Problem details -
Select from the records below every line that has the word "fébriles" in it.

Some records
## start

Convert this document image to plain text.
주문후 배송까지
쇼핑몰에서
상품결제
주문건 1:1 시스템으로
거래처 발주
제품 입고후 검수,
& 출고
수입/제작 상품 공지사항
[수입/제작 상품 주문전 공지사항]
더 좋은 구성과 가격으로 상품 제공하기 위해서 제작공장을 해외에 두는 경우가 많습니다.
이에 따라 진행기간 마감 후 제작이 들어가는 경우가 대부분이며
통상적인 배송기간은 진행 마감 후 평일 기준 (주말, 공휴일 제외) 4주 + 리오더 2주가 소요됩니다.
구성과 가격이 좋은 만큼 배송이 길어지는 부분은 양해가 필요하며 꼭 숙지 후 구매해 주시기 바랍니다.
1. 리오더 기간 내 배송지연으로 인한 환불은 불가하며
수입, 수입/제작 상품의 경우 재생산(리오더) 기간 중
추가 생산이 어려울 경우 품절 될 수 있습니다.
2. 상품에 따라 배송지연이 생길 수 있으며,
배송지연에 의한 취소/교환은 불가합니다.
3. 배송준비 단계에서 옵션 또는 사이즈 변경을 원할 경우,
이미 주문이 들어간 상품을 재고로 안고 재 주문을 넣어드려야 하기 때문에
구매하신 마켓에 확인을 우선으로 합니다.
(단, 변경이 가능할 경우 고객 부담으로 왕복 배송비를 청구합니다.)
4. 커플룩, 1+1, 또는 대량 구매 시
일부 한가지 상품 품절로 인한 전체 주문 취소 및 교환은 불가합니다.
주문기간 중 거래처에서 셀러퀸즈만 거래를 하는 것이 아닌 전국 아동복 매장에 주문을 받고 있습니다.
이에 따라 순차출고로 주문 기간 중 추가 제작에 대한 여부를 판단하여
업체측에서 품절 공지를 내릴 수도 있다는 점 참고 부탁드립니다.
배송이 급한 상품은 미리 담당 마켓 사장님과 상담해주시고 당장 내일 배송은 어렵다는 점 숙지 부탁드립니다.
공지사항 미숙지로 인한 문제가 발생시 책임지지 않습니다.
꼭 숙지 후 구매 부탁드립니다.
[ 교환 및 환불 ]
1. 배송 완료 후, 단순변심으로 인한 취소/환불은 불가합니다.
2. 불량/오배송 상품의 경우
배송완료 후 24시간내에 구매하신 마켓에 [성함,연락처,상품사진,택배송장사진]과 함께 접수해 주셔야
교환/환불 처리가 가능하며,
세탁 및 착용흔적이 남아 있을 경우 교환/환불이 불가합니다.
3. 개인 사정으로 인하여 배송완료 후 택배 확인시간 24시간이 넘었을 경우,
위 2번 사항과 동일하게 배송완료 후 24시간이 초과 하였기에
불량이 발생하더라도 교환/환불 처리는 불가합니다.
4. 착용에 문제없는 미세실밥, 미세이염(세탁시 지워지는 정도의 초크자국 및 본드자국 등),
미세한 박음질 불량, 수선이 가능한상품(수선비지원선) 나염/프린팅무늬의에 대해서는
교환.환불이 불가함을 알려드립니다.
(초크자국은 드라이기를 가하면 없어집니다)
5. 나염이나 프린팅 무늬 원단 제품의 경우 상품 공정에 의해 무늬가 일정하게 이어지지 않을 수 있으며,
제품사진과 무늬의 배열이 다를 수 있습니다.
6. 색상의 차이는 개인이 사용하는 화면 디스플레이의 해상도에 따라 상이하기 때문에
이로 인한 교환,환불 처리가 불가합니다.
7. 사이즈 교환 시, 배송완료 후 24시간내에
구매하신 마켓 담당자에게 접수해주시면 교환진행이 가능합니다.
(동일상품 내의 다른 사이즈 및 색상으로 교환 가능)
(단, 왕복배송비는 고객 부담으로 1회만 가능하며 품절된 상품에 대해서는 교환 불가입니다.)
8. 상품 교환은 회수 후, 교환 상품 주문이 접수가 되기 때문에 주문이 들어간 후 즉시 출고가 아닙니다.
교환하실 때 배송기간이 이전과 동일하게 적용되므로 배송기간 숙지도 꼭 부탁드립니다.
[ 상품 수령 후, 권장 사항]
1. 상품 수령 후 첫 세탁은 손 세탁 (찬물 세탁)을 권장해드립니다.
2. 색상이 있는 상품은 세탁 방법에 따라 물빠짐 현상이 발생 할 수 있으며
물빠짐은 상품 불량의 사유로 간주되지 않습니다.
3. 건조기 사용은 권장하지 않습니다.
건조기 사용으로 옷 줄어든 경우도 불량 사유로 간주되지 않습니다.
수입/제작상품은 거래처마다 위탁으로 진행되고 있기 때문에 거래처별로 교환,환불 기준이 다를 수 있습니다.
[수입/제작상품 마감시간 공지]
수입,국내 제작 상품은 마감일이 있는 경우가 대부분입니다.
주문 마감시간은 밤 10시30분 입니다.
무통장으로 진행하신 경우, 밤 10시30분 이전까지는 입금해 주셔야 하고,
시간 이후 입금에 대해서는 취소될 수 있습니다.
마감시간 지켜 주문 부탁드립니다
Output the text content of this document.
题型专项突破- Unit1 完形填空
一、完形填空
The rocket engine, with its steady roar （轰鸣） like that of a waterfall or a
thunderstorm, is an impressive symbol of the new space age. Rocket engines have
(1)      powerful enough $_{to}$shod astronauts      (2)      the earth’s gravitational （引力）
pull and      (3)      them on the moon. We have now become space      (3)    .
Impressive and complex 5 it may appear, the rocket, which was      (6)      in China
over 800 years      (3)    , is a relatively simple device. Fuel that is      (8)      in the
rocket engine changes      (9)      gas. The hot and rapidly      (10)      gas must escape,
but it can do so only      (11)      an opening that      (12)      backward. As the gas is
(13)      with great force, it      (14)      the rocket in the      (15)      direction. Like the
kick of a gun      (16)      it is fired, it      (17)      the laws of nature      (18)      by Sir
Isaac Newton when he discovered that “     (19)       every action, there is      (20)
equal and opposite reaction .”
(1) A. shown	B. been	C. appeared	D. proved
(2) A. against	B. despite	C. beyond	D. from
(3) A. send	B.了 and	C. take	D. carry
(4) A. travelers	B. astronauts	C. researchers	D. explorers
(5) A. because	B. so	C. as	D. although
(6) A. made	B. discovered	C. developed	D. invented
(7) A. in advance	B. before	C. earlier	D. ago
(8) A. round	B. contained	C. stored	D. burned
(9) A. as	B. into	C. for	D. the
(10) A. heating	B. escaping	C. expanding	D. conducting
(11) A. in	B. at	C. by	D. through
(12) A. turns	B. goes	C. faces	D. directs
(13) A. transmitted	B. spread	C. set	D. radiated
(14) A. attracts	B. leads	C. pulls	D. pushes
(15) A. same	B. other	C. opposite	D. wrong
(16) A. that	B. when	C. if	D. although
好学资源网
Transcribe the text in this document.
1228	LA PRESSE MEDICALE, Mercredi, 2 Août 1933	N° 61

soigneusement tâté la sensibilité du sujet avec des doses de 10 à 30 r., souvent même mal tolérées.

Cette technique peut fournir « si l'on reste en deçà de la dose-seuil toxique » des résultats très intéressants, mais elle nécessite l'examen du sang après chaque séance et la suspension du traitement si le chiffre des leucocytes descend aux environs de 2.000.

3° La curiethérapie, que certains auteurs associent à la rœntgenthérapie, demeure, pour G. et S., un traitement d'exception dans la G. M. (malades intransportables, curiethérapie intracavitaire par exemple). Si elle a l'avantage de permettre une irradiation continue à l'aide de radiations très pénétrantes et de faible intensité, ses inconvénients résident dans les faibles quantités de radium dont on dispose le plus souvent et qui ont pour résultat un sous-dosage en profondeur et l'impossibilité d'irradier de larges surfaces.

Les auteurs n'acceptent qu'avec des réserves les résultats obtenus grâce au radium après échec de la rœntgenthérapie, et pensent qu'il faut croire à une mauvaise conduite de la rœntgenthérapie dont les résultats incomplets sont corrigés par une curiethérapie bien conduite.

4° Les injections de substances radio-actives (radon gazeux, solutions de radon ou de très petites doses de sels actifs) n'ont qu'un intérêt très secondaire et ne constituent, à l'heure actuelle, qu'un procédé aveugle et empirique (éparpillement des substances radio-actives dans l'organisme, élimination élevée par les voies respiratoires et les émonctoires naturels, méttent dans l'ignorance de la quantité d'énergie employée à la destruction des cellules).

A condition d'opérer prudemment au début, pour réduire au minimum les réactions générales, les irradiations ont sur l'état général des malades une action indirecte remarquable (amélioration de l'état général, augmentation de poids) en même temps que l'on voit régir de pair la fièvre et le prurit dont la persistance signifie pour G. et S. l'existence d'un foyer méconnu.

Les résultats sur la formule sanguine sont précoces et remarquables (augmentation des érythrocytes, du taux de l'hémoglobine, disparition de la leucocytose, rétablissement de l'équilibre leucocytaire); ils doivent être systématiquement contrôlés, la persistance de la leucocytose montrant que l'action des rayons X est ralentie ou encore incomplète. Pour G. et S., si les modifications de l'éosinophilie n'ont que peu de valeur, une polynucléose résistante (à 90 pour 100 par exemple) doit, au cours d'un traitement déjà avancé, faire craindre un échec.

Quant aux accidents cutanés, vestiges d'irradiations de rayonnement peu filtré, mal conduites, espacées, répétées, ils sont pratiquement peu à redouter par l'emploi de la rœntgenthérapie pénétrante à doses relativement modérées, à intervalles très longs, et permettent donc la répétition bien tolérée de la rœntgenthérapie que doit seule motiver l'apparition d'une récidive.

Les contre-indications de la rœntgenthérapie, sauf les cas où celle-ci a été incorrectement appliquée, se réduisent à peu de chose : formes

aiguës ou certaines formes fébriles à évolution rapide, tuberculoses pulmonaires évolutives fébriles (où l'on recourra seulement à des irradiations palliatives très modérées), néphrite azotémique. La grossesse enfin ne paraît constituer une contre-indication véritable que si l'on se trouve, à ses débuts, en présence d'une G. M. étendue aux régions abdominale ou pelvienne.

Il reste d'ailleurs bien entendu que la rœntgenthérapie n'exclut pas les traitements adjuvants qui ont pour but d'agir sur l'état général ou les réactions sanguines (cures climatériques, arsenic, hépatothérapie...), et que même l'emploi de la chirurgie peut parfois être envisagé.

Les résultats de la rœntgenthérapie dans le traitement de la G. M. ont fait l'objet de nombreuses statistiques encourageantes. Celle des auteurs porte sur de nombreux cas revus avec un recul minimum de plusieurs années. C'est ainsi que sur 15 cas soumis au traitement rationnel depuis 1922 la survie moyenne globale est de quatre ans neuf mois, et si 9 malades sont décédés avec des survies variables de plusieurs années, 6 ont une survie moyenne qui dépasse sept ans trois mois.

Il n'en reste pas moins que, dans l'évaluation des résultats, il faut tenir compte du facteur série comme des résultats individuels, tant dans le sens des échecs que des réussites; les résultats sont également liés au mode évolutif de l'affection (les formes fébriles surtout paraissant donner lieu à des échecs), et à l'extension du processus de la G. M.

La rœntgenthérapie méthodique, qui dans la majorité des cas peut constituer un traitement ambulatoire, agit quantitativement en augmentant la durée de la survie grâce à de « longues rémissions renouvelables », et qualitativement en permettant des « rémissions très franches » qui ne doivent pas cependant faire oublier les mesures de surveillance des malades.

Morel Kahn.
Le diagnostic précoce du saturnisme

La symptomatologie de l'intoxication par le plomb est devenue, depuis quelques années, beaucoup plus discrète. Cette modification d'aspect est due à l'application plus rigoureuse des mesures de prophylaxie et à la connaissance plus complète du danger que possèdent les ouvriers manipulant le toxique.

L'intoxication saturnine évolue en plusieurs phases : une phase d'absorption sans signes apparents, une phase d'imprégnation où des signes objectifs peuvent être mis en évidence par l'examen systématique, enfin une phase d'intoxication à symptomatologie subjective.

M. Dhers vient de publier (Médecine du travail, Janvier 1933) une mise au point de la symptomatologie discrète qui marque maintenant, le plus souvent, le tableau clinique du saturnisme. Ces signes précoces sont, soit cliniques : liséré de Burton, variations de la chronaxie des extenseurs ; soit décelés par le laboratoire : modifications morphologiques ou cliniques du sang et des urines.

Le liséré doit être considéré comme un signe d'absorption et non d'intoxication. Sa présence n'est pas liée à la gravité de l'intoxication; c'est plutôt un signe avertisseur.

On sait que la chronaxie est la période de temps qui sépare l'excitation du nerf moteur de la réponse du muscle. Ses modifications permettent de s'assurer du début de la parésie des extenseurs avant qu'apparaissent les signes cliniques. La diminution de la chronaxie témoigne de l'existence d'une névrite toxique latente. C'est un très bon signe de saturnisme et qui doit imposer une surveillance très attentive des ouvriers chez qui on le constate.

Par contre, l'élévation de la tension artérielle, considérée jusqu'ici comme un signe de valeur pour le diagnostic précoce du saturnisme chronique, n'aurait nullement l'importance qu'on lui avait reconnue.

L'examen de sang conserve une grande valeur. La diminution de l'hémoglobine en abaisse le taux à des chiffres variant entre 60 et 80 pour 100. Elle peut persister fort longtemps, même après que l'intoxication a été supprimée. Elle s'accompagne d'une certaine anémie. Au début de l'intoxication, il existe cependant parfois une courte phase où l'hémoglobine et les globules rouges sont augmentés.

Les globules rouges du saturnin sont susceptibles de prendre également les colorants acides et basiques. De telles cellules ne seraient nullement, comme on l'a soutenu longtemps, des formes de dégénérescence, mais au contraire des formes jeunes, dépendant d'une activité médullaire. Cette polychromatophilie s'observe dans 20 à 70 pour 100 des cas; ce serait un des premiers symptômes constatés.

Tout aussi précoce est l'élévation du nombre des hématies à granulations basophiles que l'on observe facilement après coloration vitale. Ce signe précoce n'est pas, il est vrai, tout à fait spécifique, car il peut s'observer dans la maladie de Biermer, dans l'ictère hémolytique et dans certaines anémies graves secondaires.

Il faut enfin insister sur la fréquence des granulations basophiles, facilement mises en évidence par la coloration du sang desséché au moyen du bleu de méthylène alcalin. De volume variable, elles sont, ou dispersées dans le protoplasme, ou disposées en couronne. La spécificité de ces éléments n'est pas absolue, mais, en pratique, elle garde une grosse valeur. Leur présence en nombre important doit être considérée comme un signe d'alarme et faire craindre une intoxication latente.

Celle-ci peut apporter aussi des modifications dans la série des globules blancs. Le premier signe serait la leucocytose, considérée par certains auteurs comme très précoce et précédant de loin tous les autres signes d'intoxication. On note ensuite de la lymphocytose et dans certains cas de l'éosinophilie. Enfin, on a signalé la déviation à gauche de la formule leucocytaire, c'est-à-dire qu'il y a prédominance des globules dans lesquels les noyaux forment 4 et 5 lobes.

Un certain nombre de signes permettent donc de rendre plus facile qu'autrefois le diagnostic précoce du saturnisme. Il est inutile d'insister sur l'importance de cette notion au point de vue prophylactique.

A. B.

## end

Answer to this exercise -
aiguës ou certaines formes fébriles à évolution rapide, tuberculoses pulmonaires évolutives fébriles (où l'on recourra seulement à des irradiations palliatives très modérées), néphrite azotémique. La grossesse enfin ne paraît constituer une contre-indication véritable que si l'on se trouve, à ses débuts, en présence d'une G. M. étendue aux régions abdominale ou pelvienne.
Il n'en reste pas moins que, dans l'évaluation des résultats, il faut tenir compte du facteur série comme des résultats individuels, tant dans le sens des échecs que des réussites; les résultats sont également liés au mode évolutif de l'affection (les formes fébriles surtout paraissant donner lieu à des échecs), et à l'extension du processus de la G. M.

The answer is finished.